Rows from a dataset
* * * *

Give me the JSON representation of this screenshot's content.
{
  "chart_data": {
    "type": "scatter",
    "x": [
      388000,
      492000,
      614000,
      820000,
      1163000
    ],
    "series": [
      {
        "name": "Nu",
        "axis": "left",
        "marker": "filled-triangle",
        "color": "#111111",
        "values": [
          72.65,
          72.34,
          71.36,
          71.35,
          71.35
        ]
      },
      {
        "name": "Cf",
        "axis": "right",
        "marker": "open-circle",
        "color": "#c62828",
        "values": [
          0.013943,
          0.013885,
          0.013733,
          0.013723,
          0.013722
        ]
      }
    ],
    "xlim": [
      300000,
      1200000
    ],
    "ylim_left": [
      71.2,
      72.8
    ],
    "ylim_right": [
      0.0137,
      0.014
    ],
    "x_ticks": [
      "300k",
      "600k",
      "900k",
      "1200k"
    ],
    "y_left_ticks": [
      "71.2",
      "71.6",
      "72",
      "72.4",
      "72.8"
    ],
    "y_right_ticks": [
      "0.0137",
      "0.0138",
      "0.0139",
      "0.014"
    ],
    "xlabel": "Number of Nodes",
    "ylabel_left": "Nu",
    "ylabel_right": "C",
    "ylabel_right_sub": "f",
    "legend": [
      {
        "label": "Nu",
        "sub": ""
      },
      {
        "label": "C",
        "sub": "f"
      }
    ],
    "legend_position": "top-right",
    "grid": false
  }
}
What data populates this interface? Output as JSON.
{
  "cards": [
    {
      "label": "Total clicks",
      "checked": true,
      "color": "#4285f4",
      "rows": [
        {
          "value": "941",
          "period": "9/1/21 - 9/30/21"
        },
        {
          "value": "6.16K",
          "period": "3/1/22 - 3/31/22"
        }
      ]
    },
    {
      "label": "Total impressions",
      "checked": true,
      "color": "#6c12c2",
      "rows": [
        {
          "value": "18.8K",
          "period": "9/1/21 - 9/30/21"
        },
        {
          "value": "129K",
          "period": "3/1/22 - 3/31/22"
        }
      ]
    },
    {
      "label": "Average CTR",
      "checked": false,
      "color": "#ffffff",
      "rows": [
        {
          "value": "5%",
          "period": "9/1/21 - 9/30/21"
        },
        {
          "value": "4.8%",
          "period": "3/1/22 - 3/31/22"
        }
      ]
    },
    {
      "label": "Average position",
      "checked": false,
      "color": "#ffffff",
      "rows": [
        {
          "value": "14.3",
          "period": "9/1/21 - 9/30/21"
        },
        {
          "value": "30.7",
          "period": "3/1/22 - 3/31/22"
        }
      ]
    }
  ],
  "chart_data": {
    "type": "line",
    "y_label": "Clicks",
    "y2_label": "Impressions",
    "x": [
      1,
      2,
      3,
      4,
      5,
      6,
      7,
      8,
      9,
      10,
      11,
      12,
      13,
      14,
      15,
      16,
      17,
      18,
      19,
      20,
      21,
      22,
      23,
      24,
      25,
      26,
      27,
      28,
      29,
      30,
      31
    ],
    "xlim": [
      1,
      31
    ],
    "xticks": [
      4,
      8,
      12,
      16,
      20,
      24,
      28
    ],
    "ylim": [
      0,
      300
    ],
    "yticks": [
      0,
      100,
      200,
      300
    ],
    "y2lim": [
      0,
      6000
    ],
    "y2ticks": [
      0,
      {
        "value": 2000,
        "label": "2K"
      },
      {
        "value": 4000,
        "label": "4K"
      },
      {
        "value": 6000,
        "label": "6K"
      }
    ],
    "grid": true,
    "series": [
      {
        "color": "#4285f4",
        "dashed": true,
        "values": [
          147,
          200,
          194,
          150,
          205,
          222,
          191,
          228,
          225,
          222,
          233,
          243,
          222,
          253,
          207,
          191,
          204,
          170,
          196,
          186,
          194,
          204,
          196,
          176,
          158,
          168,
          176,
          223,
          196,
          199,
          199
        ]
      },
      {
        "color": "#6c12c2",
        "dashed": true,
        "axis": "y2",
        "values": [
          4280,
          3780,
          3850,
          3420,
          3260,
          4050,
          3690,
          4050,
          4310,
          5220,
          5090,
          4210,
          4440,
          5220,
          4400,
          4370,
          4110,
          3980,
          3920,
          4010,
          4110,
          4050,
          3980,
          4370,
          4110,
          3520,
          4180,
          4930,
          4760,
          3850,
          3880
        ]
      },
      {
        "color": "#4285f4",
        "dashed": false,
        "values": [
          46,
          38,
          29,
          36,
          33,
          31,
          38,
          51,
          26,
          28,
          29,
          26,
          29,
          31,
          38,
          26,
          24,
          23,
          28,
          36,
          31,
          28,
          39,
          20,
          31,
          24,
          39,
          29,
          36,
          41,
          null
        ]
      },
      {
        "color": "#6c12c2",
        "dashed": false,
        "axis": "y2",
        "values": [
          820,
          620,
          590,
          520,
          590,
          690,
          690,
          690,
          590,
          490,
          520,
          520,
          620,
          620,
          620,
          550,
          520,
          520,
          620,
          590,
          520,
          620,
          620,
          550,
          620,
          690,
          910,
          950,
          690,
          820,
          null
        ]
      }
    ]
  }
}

* * * *

WHAT IS NEEDED - In the records above, locate every line with the string "JSON" and copy it.

COMPLETE RESPONSE -
Give me the JSON representation of this screenshot's content.
What data populates this interface? Output as JSON.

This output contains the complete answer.